(MATERIAL TO PROCESS)
•••
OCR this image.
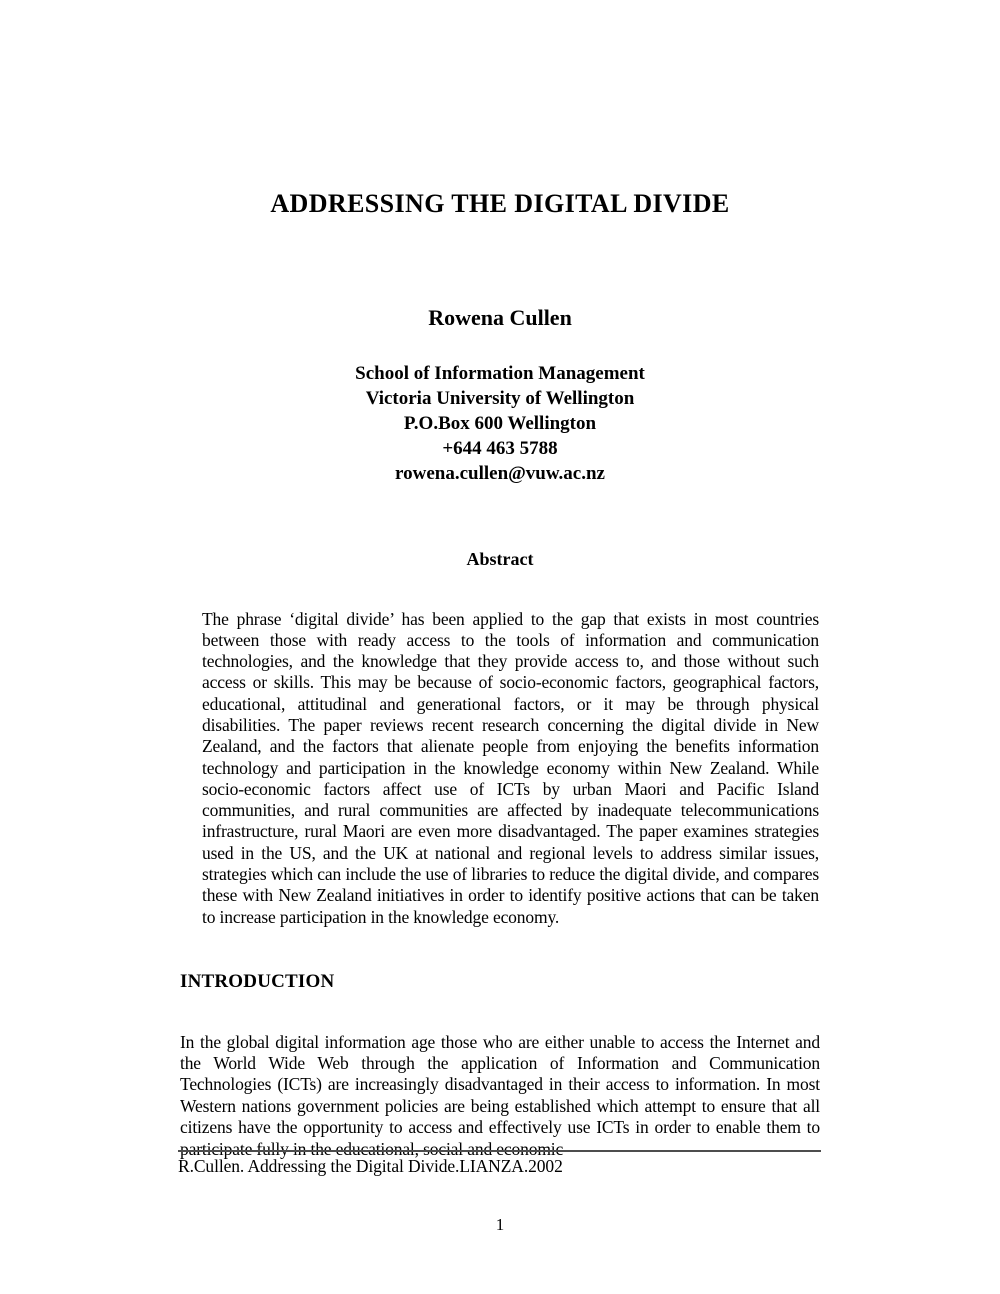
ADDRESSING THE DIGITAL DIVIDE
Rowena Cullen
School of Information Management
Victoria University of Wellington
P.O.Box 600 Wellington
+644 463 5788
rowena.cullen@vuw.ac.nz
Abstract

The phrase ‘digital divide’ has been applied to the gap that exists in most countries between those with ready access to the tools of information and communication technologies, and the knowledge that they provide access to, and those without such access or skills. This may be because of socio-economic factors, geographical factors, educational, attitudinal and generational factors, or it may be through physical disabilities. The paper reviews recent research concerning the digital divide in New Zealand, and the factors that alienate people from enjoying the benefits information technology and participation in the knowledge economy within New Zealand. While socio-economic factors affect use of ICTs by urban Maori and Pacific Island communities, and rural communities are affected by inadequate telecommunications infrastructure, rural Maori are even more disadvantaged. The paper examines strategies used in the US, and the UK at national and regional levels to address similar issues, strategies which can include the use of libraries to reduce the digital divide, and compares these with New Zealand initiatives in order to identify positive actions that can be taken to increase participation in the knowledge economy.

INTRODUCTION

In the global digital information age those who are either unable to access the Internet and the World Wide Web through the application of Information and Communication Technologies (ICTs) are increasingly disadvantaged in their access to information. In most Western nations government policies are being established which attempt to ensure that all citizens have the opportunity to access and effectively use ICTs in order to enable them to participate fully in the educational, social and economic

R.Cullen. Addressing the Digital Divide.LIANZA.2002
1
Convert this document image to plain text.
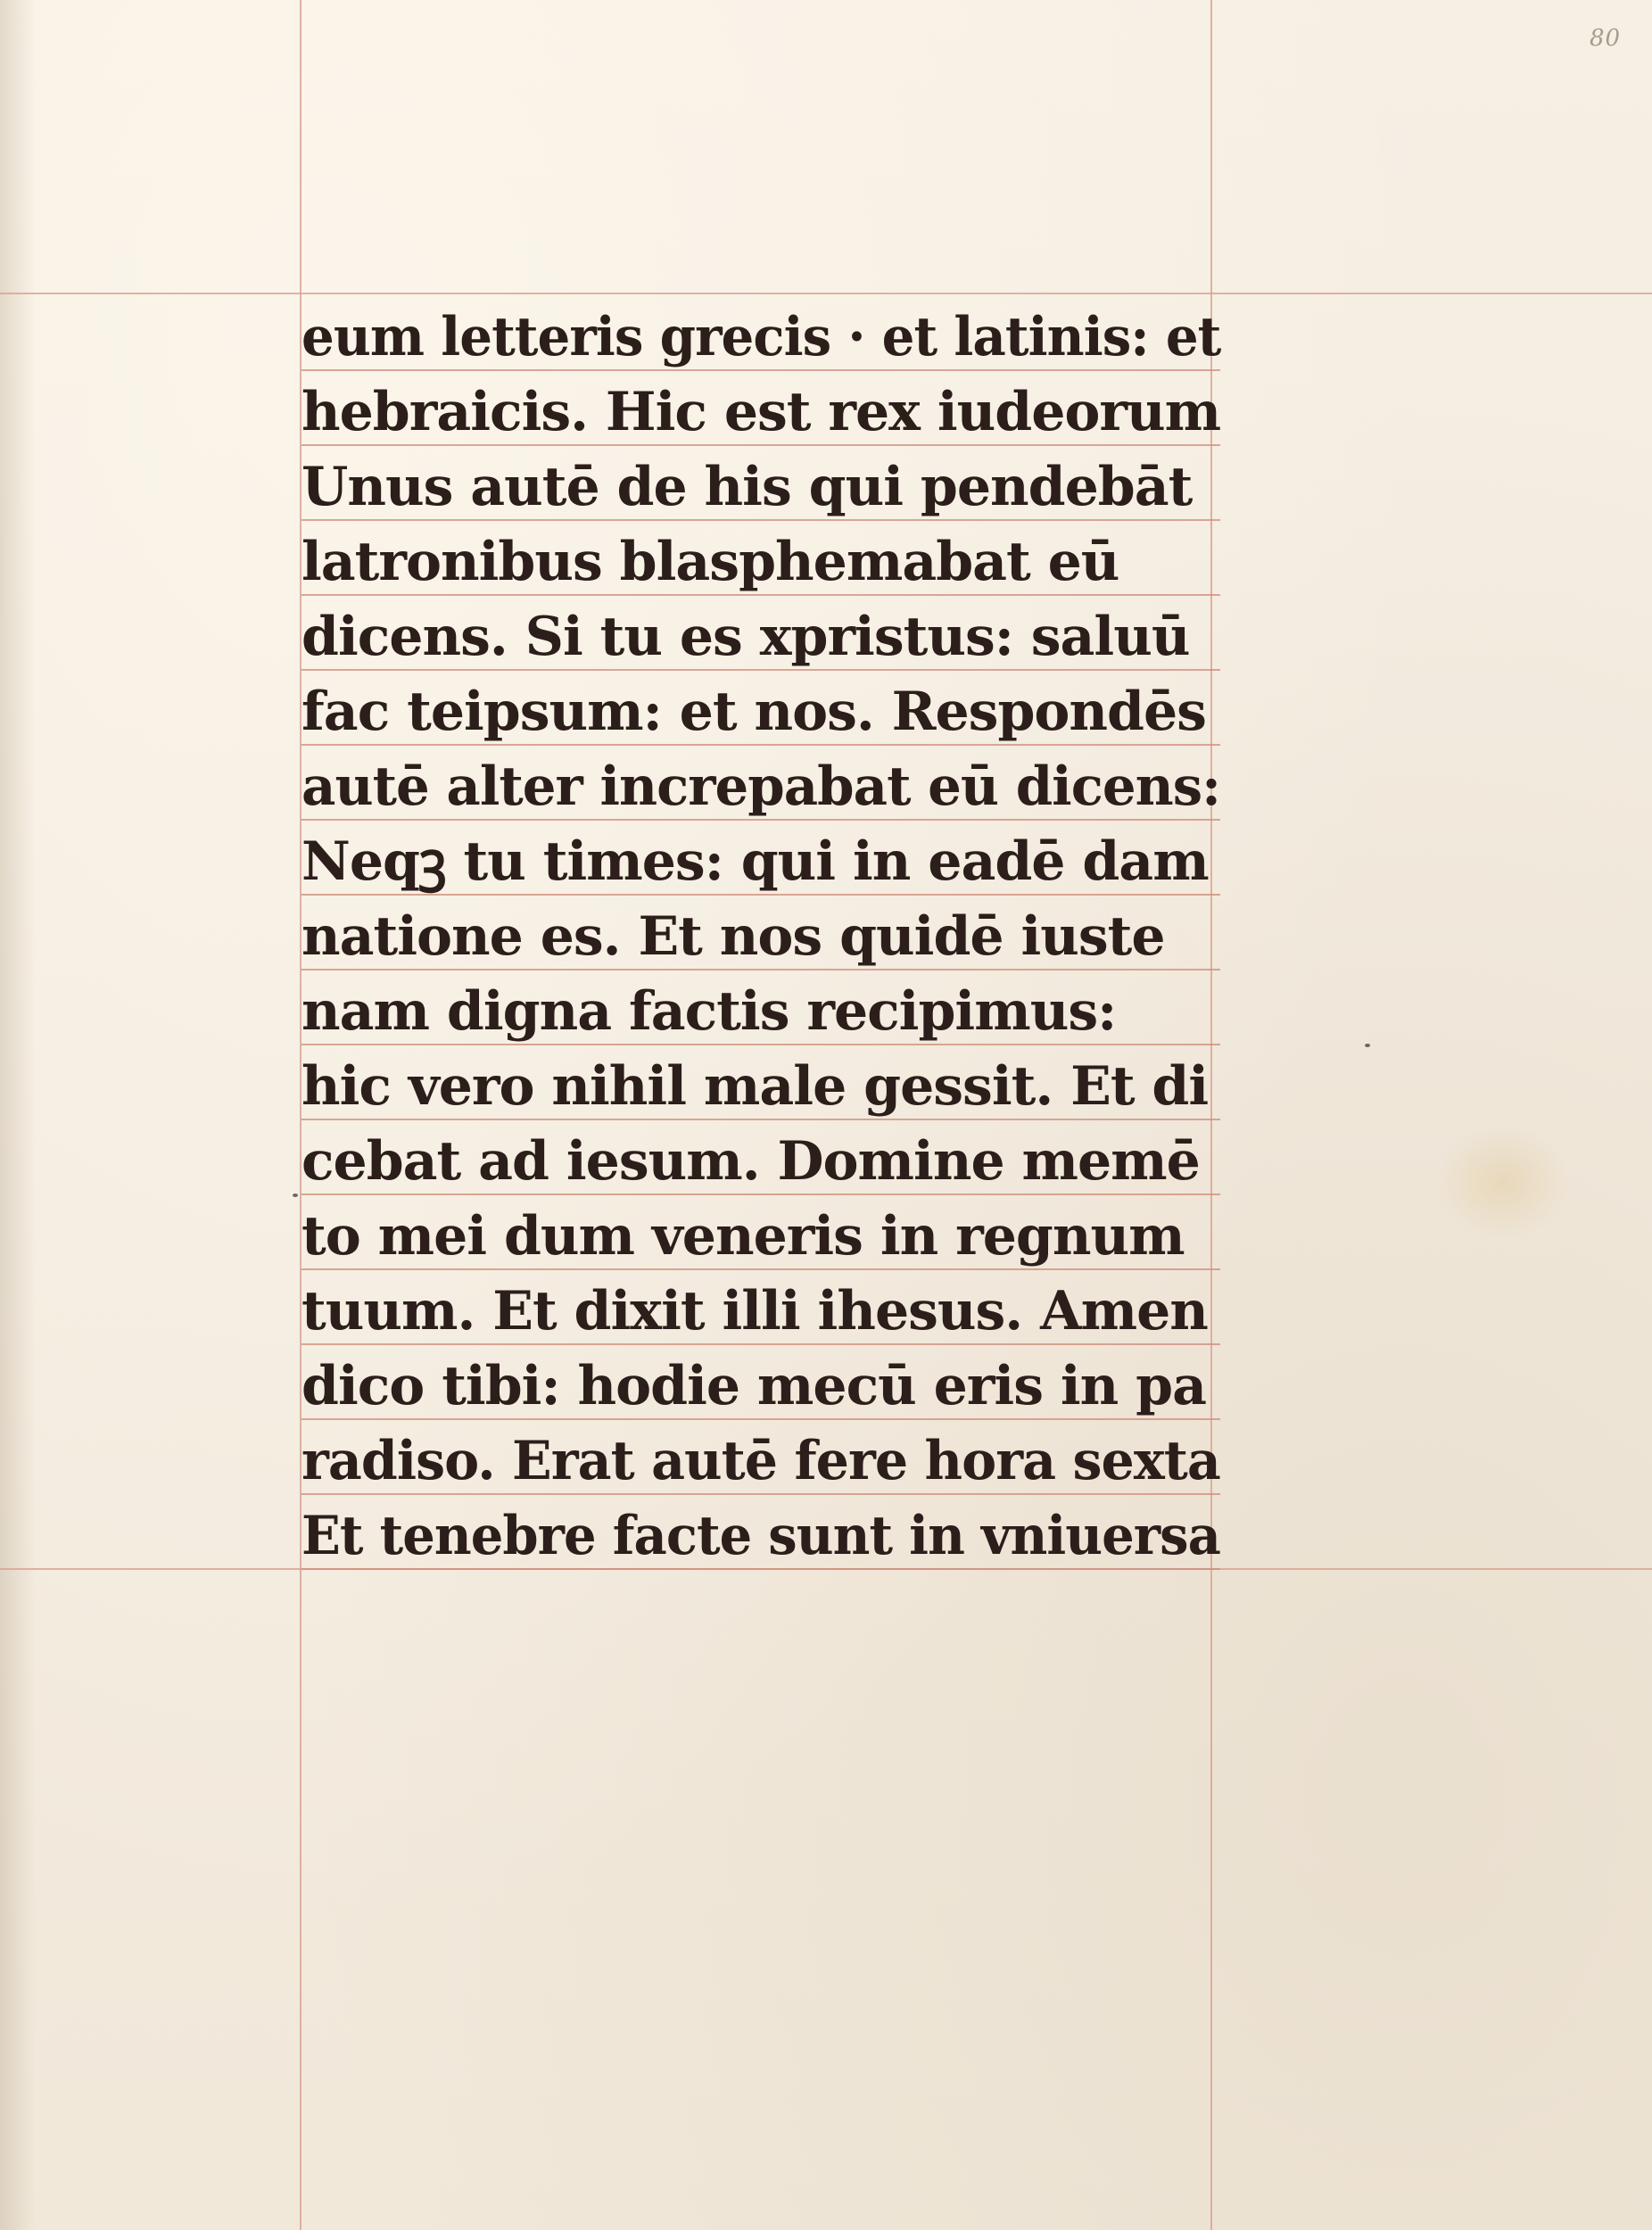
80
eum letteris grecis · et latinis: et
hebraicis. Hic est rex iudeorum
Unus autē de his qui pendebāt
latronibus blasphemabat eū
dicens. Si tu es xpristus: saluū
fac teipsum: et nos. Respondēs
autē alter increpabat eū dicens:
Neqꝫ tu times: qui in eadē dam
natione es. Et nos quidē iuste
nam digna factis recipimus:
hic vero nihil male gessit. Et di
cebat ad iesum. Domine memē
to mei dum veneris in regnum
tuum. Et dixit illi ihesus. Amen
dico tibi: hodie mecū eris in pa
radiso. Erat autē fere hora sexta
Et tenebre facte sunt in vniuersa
•••
(SHORT PROBLEM) Take the listing above and restate it word for word, without its pictures.

(EXERCISE ANSWER)
OCR this image.
ADDRESSING THE DIGITAL DIVIDE
Rowena Cullen
School of Information Management
Victoria University of Wellington
P.O.Box 600 Wellington
+644 463 5788
rowena.cullen@vuw.ac.nz
Abstract

The phrase ‘digital divide’ has been applied to the gap that exists in most countries between those with ready access to the tools of information and communication technologies, and the knowledge that they provide access to, and those without such access or skills. This may be because of socio-economic factors, geographical factors, educational, attitudinal and generational factors, or it may be through physical disabilities. The paper reviews recent research concerning the digital divide in New Zealand, and the factors that alienate people from enjoying the benefits information technology and participation in the knowledge economy within New Zealand. While socio-economic factors affect use of ICTs by urban Maori and Pacific Island communities, and rural communities are affected by inadequate telecommunications infrastructure, rural Maori are even more disadvantaged. The paper examines strategies used in the US, and the UK at national and regional levels to address similar issues, strategies which can include the use of libraries to reduce the digital divide, and compares these with New Zealand initiatives in order to identify positive actions that can be taken to increase participation in the knowledge economy.

INTRODUCTION

In the global digital information age those who are either unable to access the Internet and the World Wide Web through the application of Information and Communication Technologies (ICTs) are increasingly disadvantaged in their access to information. In most Western nations government policies are being established which attempt to ensure that all citizens have the opportunity to access and effectively use ICTs in order to enable them to participate fully in the educational, social and economic

R.Cullen. Addressing the Digital Divide.LIANZA.2002
1
Convert this document image to plain text.
80
eum letteris grecis · et latinis: et
hebraicis. Hic est rex iudeorum
Unus autē de his qui pendebāt
latronibus blasphemabat eū
dicens. Si tu es xpristus: saluū
fac teipsum: et nos. Respondēs
autē alter increpabat eū dicens:
Neqꝫ tu times: qui in eadē dam
natione es. Et nos quidē iuste
nam digna factis recipimus:
hic vero nihil male gessit. Et di
cebat ad iesum. Domine memē
to mei dum veneris in regnum
tuum. Et dixit illi ihesus. Amen
dico tibi: hodie mecū eris in pa
radiso. Erat autē fere hora sexta
Et tenebre facte sunt in vniuersa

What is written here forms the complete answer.